## REQUIRED WORK
[1] From the LendingClub credit risk project description, list every method used for feature selection.
[2] According to the LendingClub credit risk project description, across how many variables was feature selection performed?
[3] Extend the LendingClub credit risk project description, picking up after its final sentence.

LendingClub Credit Risk Analysis on Loan Defaults

About Project
Objective
Analyze loan default risk by segmenting borrowers, detecting anomalous risk profiles, and building predictive models that identify high-risk borrowers—supporting credit decisioning and risk monitoring.
Tools & Technologies
Python, Pandas, NumPy, Scikit-learn, XGBoost, scikit-learn-extra (K-Medoids), PCA, t-SNE, Git
Key Work & Impact
Built an end-to-end analytics workflow covering cleaning, preprocessing, feature selection, modeling, and evaluation—structured as reproducible notebooks with project-generated datasets.
Performed feature selection using multiple methods (RFE, SelectKBest, Fisher Score, Mutual Information) to reduce noise and improve model signal quality across 150+ variables.
Segmented borrower profiles using clustering (K-Means, K-Medoids, Agglomerative) to uncover distinct risk archetypes and provide interpretable group-level insights beyond a single risk score.

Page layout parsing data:
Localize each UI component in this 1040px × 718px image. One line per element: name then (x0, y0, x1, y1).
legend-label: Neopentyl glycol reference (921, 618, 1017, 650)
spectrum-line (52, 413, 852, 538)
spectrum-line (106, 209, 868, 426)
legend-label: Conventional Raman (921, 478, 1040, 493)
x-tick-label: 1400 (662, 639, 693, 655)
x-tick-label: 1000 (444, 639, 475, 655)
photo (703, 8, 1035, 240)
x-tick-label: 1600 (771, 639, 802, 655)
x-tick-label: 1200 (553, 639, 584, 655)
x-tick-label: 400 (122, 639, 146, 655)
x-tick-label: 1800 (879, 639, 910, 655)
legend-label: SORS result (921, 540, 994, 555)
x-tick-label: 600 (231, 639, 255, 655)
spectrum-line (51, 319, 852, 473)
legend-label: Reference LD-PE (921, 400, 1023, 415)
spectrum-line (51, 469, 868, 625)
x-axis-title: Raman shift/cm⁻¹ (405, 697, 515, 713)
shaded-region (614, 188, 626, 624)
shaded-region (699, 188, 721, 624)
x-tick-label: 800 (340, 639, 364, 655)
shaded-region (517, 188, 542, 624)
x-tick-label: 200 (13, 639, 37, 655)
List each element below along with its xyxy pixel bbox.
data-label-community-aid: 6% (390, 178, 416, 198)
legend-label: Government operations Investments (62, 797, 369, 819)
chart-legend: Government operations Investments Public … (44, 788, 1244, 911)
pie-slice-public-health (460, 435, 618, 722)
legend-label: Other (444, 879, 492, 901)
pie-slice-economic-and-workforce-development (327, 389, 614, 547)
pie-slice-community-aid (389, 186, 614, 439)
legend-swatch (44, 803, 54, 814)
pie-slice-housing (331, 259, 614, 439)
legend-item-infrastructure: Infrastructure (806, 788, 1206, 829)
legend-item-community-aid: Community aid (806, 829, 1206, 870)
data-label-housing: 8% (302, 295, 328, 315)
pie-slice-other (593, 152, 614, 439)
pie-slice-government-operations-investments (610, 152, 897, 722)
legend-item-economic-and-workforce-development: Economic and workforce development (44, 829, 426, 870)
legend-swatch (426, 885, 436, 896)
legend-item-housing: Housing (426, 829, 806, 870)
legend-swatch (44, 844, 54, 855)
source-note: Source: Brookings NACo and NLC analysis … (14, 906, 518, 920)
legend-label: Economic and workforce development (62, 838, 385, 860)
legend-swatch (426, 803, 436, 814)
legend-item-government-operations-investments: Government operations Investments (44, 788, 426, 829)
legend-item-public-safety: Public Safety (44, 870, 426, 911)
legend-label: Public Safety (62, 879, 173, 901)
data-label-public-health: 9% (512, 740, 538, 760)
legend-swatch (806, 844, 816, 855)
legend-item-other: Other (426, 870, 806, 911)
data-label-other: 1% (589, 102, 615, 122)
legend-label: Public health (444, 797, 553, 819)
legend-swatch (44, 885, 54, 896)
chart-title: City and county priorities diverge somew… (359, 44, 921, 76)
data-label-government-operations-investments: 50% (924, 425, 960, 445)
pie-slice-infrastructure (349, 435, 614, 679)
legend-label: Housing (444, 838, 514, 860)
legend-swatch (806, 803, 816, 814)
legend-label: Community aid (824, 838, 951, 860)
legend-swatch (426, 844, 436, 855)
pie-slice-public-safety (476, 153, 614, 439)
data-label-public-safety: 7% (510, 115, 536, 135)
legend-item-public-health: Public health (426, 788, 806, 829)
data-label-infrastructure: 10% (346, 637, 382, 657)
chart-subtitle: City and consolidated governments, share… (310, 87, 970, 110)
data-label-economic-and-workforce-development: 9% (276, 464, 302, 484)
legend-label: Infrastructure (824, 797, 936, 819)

## ANSWERS FOR THE TASKS
[1] RFE, SelectKBest, Fisher Score, Mutual Information

[2] More than 150 variables.

[3]
Detected anomalous borrower behavior using outlier detection (Local Outlier Factor + distance-based approaches) to flag edge-case risk patterns that traditional averages can hide.
Trained and tuned classification models (Logistic Regression, Random Forest, XGBoost) and evaluated performance using cross-validation and ROC analysis.
Optimized for “risk capture” by targeting recall on the charged-off class—achieving 67% recall and 0.43 F1-score to better identify high-risk borrowers for review or policy tightening.
Created PCA/t-SNE visual diagnostics and correlation analysis to validate structure in the data and communicate findings clearly to non-technical stakeholders.